== Task prompt ==
State how many lines of the data contain the word "text", and write nothing besides the number.

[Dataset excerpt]

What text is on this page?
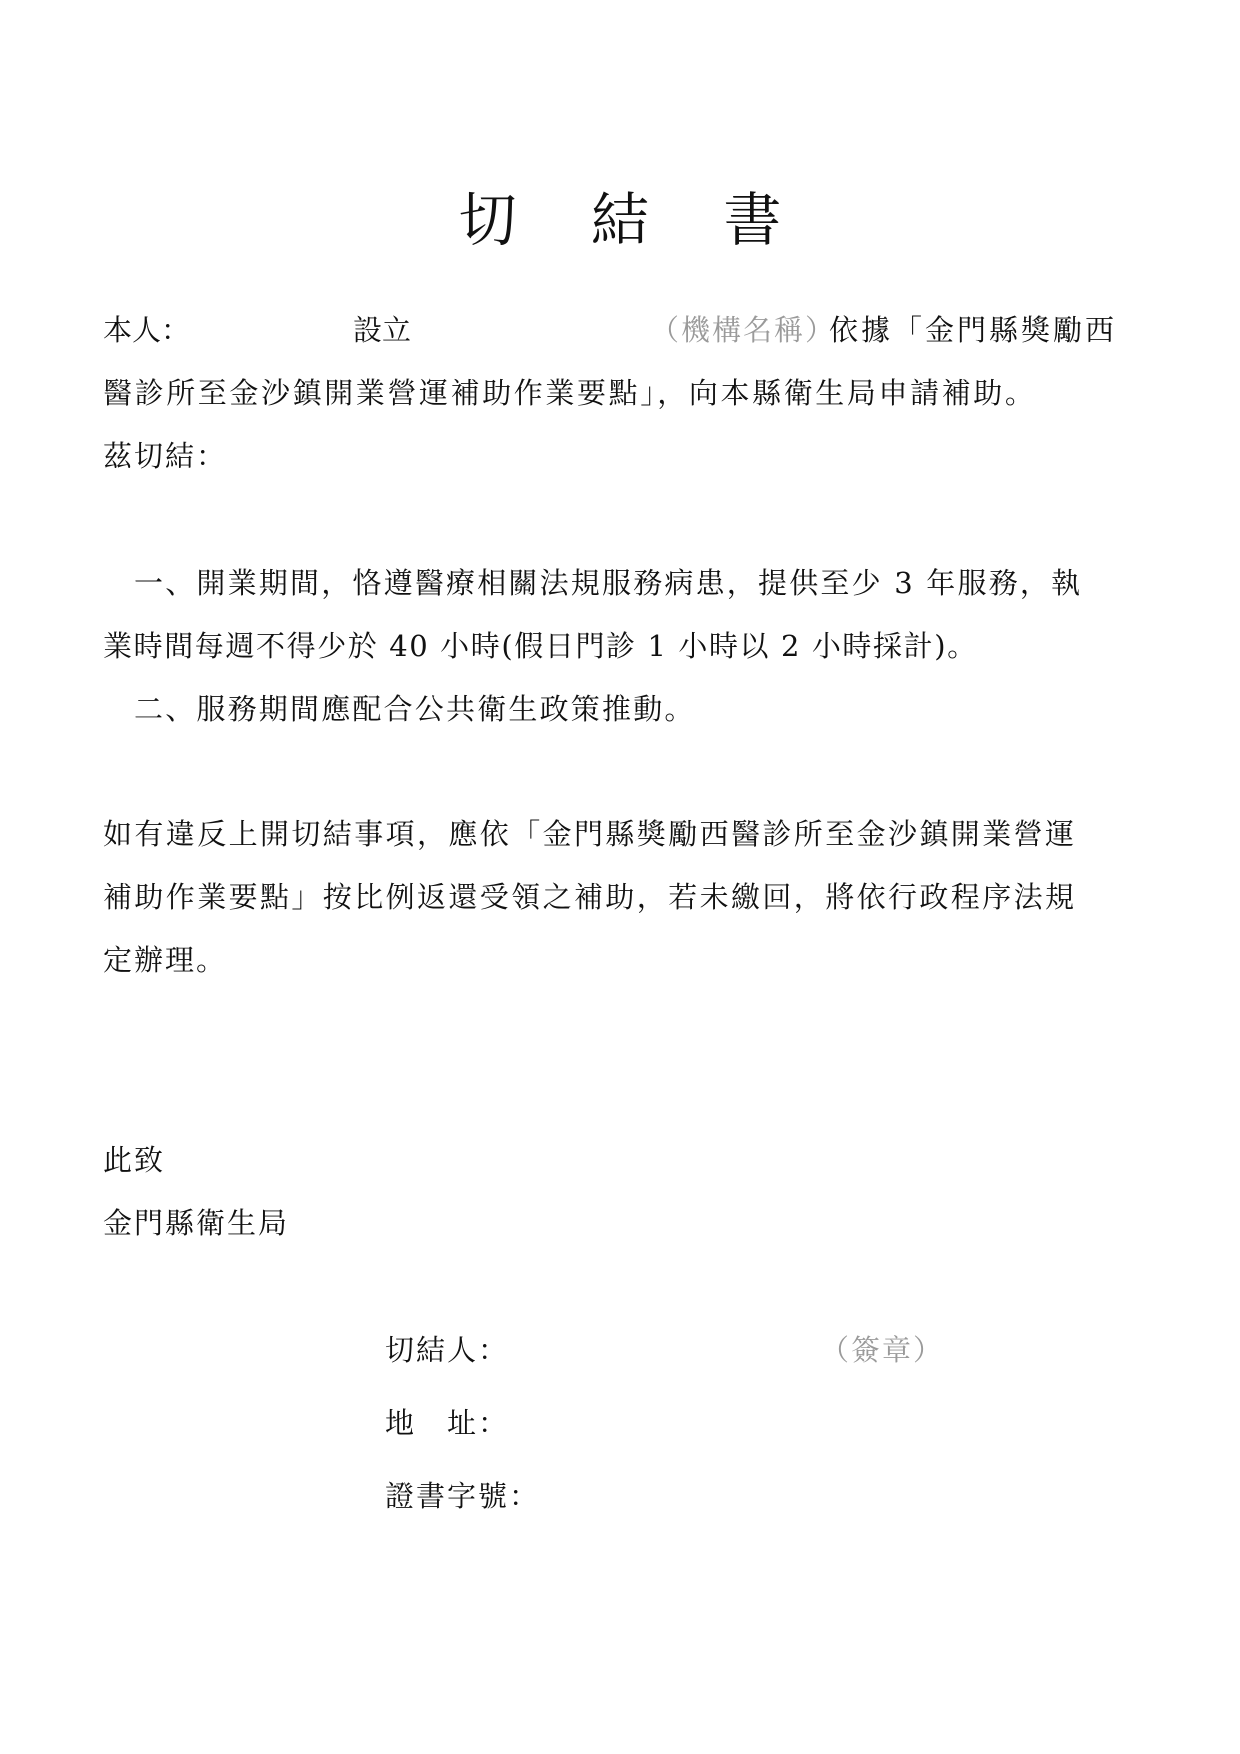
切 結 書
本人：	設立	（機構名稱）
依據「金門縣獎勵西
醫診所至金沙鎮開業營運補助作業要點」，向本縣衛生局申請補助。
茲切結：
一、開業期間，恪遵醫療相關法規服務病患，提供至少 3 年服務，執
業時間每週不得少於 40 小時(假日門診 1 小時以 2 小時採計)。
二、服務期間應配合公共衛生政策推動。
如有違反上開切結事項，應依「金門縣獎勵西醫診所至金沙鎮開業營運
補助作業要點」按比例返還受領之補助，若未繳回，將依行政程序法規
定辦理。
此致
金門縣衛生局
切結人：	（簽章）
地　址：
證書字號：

...

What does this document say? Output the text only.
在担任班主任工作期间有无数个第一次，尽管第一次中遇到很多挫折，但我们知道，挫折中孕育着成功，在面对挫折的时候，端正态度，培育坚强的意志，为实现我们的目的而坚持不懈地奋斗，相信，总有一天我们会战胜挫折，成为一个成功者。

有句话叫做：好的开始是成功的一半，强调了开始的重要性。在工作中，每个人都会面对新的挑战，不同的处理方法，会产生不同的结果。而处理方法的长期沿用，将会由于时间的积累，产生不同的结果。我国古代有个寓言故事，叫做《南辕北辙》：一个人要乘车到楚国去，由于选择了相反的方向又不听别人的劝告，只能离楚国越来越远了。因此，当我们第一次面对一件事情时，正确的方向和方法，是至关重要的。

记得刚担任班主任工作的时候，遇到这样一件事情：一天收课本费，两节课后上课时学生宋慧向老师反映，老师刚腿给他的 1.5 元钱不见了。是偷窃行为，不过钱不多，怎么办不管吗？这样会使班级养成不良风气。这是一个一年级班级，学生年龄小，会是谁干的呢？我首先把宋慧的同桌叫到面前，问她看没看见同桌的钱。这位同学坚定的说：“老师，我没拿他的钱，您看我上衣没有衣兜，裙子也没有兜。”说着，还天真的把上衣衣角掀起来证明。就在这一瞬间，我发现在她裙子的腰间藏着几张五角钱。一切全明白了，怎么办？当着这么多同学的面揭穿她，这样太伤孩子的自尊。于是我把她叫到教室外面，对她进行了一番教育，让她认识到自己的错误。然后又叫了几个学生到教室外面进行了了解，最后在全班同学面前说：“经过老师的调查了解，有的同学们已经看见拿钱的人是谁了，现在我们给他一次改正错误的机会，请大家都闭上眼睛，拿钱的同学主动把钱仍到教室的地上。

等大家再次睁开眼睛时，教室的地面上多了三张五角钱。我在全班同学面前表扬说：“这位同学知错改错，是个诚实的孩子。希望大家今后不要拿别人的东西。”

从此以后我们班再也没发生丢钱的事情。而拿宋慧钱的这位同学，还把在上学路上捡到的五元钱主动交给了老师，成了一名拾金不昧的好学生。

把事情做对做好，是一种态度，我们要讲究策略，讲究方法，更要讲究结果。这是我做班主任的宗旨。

== Correct answer ==
2